Read the listing and extract each line that includes the word "JSON".

------ GIVEN ENTRIES ------

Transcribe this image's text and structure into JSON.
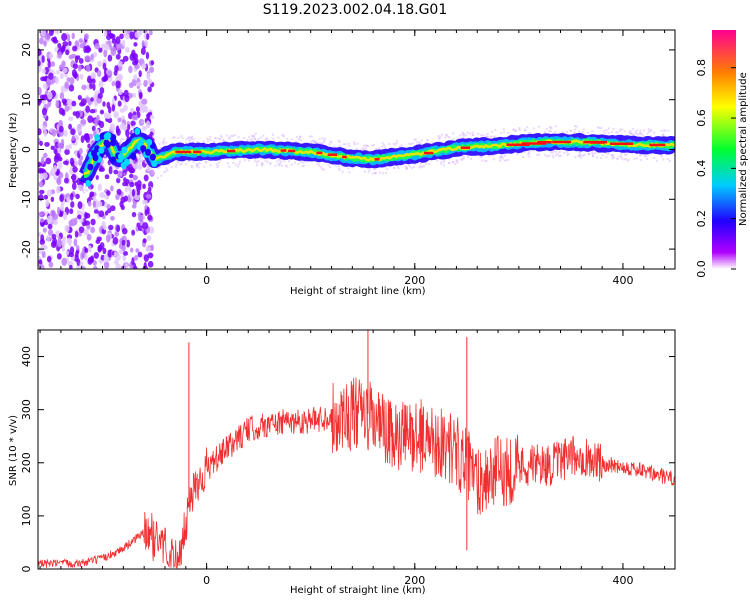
{
  "title": "S119.2023.002.04.18.G01",
  "chart_data": [
    {
      "type": "heatmap",
      "xlabel": "Height of straight line (km)",
      "ylabel": "Frequency (Hz)",
      "xlim": [
        -162,
        450
      ],
      "ylim": [
        -24,
        24
      ],
      "xticks": [
        0,
        200,
        400
      ],
      "yticks": [
        -20,
        -10,
        0,
        10,
        20
      ],
      "colorbar": {
        "label": "Normalized spectral amplitude",
        "range": [
          0,
          0.95
        ],
        "ticks": [
          0.0,
          0.2,
          0.4,
          0.6,
          0.8
        ]
      },
      "ridge_frequency": {
        "x": [
          -115,
          -105,
          -95,
          -85,
          -75,
          -65,
          -58,
          -50,
          -30,
          0,
          50,
          100,
          130,
          160,
          200,
          240,
          280,
          320,
          360,
          400,
          450
        ],
        "y": [
          -5,
          0,
          2,
          -2,
          0,
          2,
          1,
          -2,
          -0.5,
          -0.5,
          0,
          -0.5,
          -1.5,
          -2,
          -1,
          0.3,
          0.8,
          1.5,
          1.5,
          1,
          0.8
        ]
      }
    },
    {
      "type": "line",
      "xlabel": "Height of straight line (km)",
      "ylabel": "SNR (10 * v/v)",
      "xlim": [
        -162,
        450
      ],
      "ylim": [
        0,
        450
      ],
      "xticks": [
        0,
        200,
        400
      ],
      "yticks": [
        0,
        100,
        200,
        300,
        400
      ],
      "color": "#f03030",
      "envelope": {
        "x": [
          -162,
          -120,
          -100,
          -80,
          -60,
          -45,
          -35,
          -25,
          -18,
          -10,
          0,
          20,
          40,
          60,
          80,
          100,
          120,
          140,
          160,
          180,
          200,
          220,
          240,
          260,
          280,
          300,
          330,
          360,
          380,
          400,
          420,
          450
        ],
        "y": [
          10,
          12,
          20,
          40,
          70,
          60,
          30,
          15,
          120,
          170,
          190,
          230,
          265,
          275,
          280,
          282,
          290,
          300,
          290,
          250,
          260,
          250,
          230,
          175,
          190,
          200,
          200,
          220,
          200,
          195,
          185,
          170
        ]
      },
      "spikes": [
        {
          "x": -17,
          "y": 427
        },
        {
          "x": 155,
          "y": 450
        },
        {
          "x": 250,
          "y": 437
        },
        {
          "x": 250,
          "y": 35
        }
      ]
    }
  ]
}
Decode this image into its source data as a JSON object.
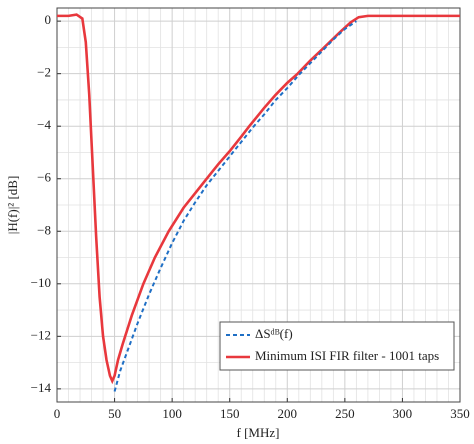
{
  "chart_data": {
    "type": "line",
    "xlabel": "f [MHz]",
    "ylabel": "|H(f)|² [dB]",
    "xlim": [
      0,
      350
    ],
    "ylim": [
      -14.5,
      0.5
    ],
    "xticks": [
      0,
      50,
      100,
      150,
      200,
      250,
      300,
      350
    ],
    "yticks": [
      0,
      {
        "value": -2,
        "label": "−2"
      },
      {
        "value": -4,
        "label": "−4"
      },
      {
        "value": -6,
        "label": "−6"
      },
      {
        "value": -8,
        "label": "−8"
      },
      {
        "value": -10,
        "label": "−10"
      },
      {
        "value": -12,
        "label": "−12"
      },
      {
        "value": -14,
        "label": "−14"
      }
    ],
    "x_minor_grid": [
      10,
      20,
      30,
      40,
      60,
      70,
      80,
      90,
      110,
      120,
      130,
      140,
      160,
      170,
      180,
      190,
      210,
      220,
      230,
      240,
      260,
      270,
      280,
      290,
      310,
      320,
      330,
      340
    ],
    "y_minor_grid": [
      -1,
      -3,
      -5,
      -7,
      -9,
      -11,
      -13
    ],
    "grid": true,
    "legend": "lower right",
    "series": [
      {
        "name": "ΔSᵈᴮ(f)",
        "color": "#1f6fc5",
        "dash": true,
        "x": [
          50,
          55,
          60,
          70,
          80,
          90,
          100,
          110,
          120,
          130,
          140,
          150,
          160,
          170,
          180,
          190,
          200,
          210,
          220,
          230,
          240,
          250,
          260
        ],
        "values": [
          -14.1,
          -13.3,
          -12.7,
          -11.5,
          -10.4,
          -9.4,
          -8.45,
          -7.6,
          -6.9,
          -6.25,
          -5.7,
          -5.15,
          -4.6,
          -4.05,
          -3.55,
          -3.0,
          -2.55,
          -2.05,
          -1.6,
          -1.15,
          -0.7,
          -0.3,
          0.0
        ]
      },
      {
        "name": "Minimum ISI FIR filter - 1001 taps",
        "color": "#e8383d",
        "dash": false,
        "x": [
          0,
          10,
          17,
          22,
          25,
          28,
          31,
          34,
          37,
          40,
          43,
          46,
          48,
          50,
          53,
          57,
          65,
          75,
          85,
          97,
          110,
          120,
          130,
          140,
          150,
          160,
          167,
          180,
          190,
          200,
          209,
          220,
          232,
          245,
          255,
          262,
          270,
          300,
          350
        ],
        "values": [
          0.2,
          0.2,
          0.25,
          0.1,
          -0.8,
          -2.8,
          -5.5,
          -8.2,
          -10.5,
          -12.0,
          -12.9,
          -13.5,
          -13.7,
          -13.5,
          -12.9,
          -12.3,
          -11.2,
          -10.0,
          -9.0,
          -8.0,
          -7.1,
          -6.55,
          -6.0,
          -5.45,
          -4.95,
          -4.4,
          -4.0,
          -3.3,
          -2.8,
          -2.35,
          -2.0,
          -1.5,
          -1.0,
          -0.45,
          -0.05,
          0.15,
          0.2,
          0.2,
          0.2
        ]
      }
    ]
  }
}
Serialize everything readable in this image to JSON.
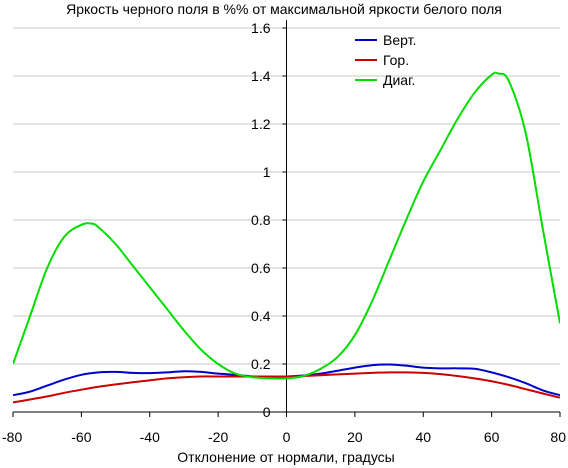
{
  "chart_data": {
    "type": "line",
    "title": "Яркость черного поля в %% от максимальной яркости белого поля",
    "xlabel": "Отклонение от нормали, градусы",
    "ylabel": "",
    "xlim": [
      -80,
      80
    ],
    "ylim": [
      0,
      1.6
    ],
    "x_ticks": [
      -80,
      -60,
      -40,
      -20,
      0,
      20,
      40,
      60,
      80
    ],
    "y_ticks": [
      0,
      0.2,
      0.4,
      0.6,
      0.8,
      1,
      1.2,
      1.4,
      1.6
    ],
    "x_tick_labels": [
      "-80",
      "-60",
      "-40",
      "-20",
      "0",
      "20",
      "40",
      "60",
      "80"
    ],
    "y_tick_labels": [
      "0",
      "0.2",
      "0.4",
      "0.6",
      "0.8",
      "1",
      "1.2",
      "1.4",
      "1.6"
    ],
    "grid": "horizontal",
    "legend_position": "top-right",
    "series": [
      {
        "name": "Верт.",
        "color": "#0000cc",
        "x": [
          -80,
          -75,
          -70,
          -65,
          -60,
          -55,
          -50,
          -45,
          -40,
          -35,
          -30,
          -25,
          -20,
          -15,
          -10,
          -5,
          0,
          5,
          10,
          15,
          20,
          25,
          30,
          35,
          40,
          45,
          50,
          55,
          60,
          65,
          70,
          75,
          80
        ],
        "y": [
          0.07,
          0.085,
          0.11,
          0.135,
          0.155,
          0.165,
          0.167,
          0.163,
          0.162,
          0.165,
          0.17,
          0.167,
          0.16,
          0.155,
          0.148,
          0.143,
          0.148,
          0.152,
          0.16,
          0.172,
          0.185,
          0.195,
          0.198,
          0.193,
          0.185,
          0.182,
          0.182,
          0.18,
          0.165,
          0.145,
          0.12,
          0.09,
          0.07
        ]
      },
      {
        "name": "Гор.",
        "color": "#cc0000",
        "x": [
          -80,
          -75,
          -70,
          -65,
          -60,
          -55,
          -50,
          -45,
          -40,
          -35,
          -30,
          -25,
          -20,
          -15,
          -10,
          -5,
          0,
          5,
          10,
          15,
          20,
          25,
          30,
          35,
          40,
          45,
          50,
          55,
          60,
          65,
          70,
          75,
          80
        ],
        "y": [
          0.04,
          0.052,
          0.065,
          0.08,
          0.093,
          0.105,
          0.115,
          0.124,
          0.132,
          0.14,
          0.145,
          0.148,
          0.148,
          0.148,
          0.148,
          0.148,
          0.148,
          0.15,
          0.153,
          0.157,
          0.16,
          0.163,
          0.165,
          0.165,
          0.163,
          0.158,
          0.15,
          0.14,
          0.128,
          0.113,
          0.095,
          0.077,
          0.06
        ]
      },
      {
        "name": "Диаг.",
        "color": "#00dd00",
        "x": [
          -80,
          -75,
          -70,
          -65,
          -60,
          -57,
          -55,
          -50,
          -45,
          -40,
          -35,
          -30,
          -25,
          -20,
          -15,
          -10,
          -5,
          0,
          5,
          10,
          15,
          20,
          25,
          30,
          35,
          40,
          45,
          50,
          55,
          60,
          62,
          65,
          70,
          75,
          80
        ],
        "y": [
          0.2,
          0.4,
          0.6,
          0.73,
          0.78,
          0.785,
          0.77,
          0.7,
          0.61,
          0.52,
          0.43,
          0.34,
          0.26,
          0.2,
          0.16,
          0.145,
          0.14,
          0.14,
          0.15,
          0.18,
          0.23,
          0.32,
          0.46,
          0.63,
          0.8,
          0.96,
          1.09,
          1.22,
          1.33,
          1.405,
          1.41,
          1.38,
          1.16,
          0.76,
          0.37
        ]
      }
    ]
  }
}
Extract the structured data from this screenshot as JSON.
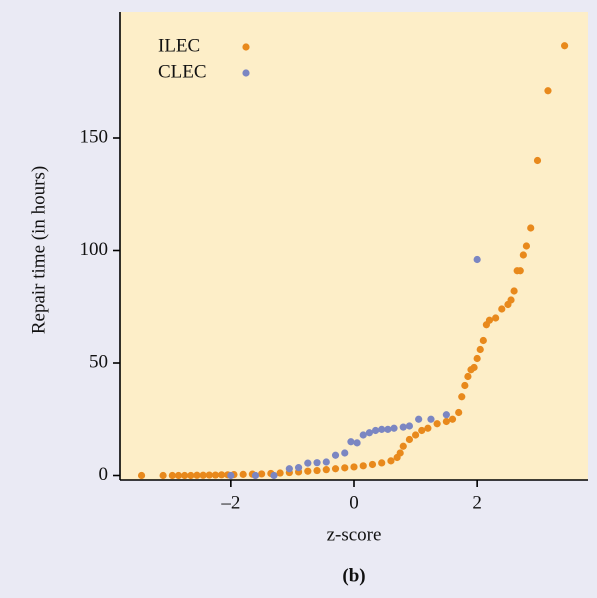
{
  "chart_data": {
    "type": "scatter",
    "xlabel": "z-score",
    "ylabel": "Repair time (in hours)",
    "caption": "(b)",
    "xlim": [
      -3.8,
      3.8
    ],
    "ylim": [
      -2,
      206
    ],
    "xticks": [
      {
        "value": -2,
        "label": "–2"
      },
      0,
      2
    ],
    "yticks": [
      0,
      50,
      100,
      150
    ],
    "legend": "upper left",
    "series": [
      {
        "name": "ILEC",
        "color": "#e8891c",
        "x": [
          -3.45,
          -3.1,
          -2.95,
          -2.85,
          -2.75,
          -2.65,
          -2.55,
          -2.45,
          -2.35,
          -2.25,
          -2.15,
          -2.05,
          -1.95,
          -1.8,
          -1.65,
          -1.5,
          -1.35,
          -1.2,
          -1.05,
          -0.9,
          -0.75,
          -0.6,
          -0.45,
          -0.3,
          -0.15,
          0,
          0.15,
          0.3,
          0.45,
          0.6,
          0.7,
          0.75,
          0.8,
          0.9,
          1.0,
          1.1,
          1.2,
          1.35,
          1.5,
          1.6,
          1.7,
          1.75,
          1.8,
          1.85,
          1.9,
          1.95,
          2.0,
          2.05,
          2.1,
          2.15,
          2.2,
          2.3,
          2.4,
          2.5,
          2.55,
          2.6,
          2.65,
          2.7,
          2.75,
          2.8,
          2.87,
          2.98,
          3.15,
          3.42
        ],
        "y": [
          0,
          0,
          0,
          0,
          0,
          0,
          0.1,
          0.1,
          0.2,
          0.2,
          0.3,
          0.3,
          0.4,
          0.5,
          0.6,
          0.7,
          0.9,
          1.1,
          1.3,
          1.6,
          1.9,
          2.2,
          2.6,
          3.0,
          3.4,
          3.8,
          4.3,
          4.9,
          5.6,
          6.5,
          8,
          10,
          13,
          16,
          18,
          20,
          21,
          23,
          24,
          25,
          28,
          35,
          40,
          44,
          47,
          48,
          52,
          56,
          60,
          67,
          69,
          70,
          74,
          76,
          78,
          82,
          91,
          91,
          98,
          102,
          110,
          140,
          171,
          191
        ]
      },
      {
        "name": "CLEC",
        "color": "#7b86c2",
        "x": [
          -2.0,
          -1.6,
          -1.3,
          -1.05,
          -0.9,
          -0.75,
          -0.6,
          -0.45,
          -0.3,
          -0.15,
          -0.05,
          0.05,
          0.15,
          0.25,
          0.35,
          0.45,
          0.55,
          0.65,
          0.8,
          0.9,
          1.05,
          1.25,
          1.5,
          2.0
        ],
        "y": [
          0,
          0,
          0,
          3,
          3.5,
          5.5,
          5.7,
          6,
          9,
          10,
          15,
          14.5,
          18,
          19,
          20,
          20.5,
          20.5,
          21,
          21.5,
          22,
          25,
          25,
          27,
          96
        ]
      }
    ]
  }
}
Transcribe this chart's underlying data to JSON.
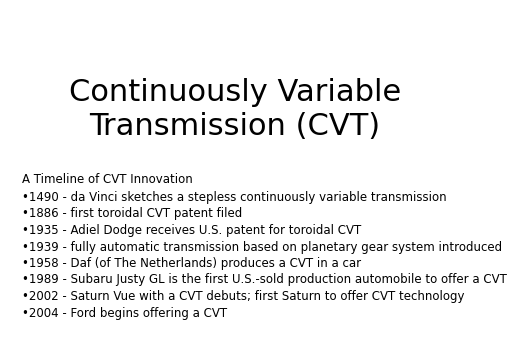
{
  "title": "Continuously Variable\nTransmission (CVT)",
  "title_fontsize": 22,
  "title_font": "DejaVu Sans",
  "background_color": "#ffffff",
  "text_color": "#000000",
  "subtitle": "A Timeline of CVT Innovation",
  "subtitle_fontsize": 8.5,
  "bullet_items": [
    "1490 - da Vinci sketches a stepless continuously variable transmission",
    "1886 - first toroidal CVT patent filed",
    "1935 - Adiel Dodge receives U.S. patent for toroidal CVT",
    "1939 - fully automatic transmission based on planetary gear system introduced",
    "1958 - Daf (of The Netherlands) produces a CVT in a car",
    "1989 - Subaru Justy GL is the first U.S.-sold production automobile to offer a CVT",
    "2002 - Saturn Vue with a CVT debuts; first Saturn to offer CVT technology",
    "2004 - Ford begins offering a CVT"
  ],
  "bullet_fontsize": 8.5,
  "bullet_char": "•"
}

------

| REPLY TO THE TASK |
Transcribe this image's text and structure into JSON.
Decode this image into its source data as a JSON object.
Serialize everything readable in this image to JSON.
Extract the structured data from this screenshot as JSON.
Transcribe this chart's underlying data to JSON.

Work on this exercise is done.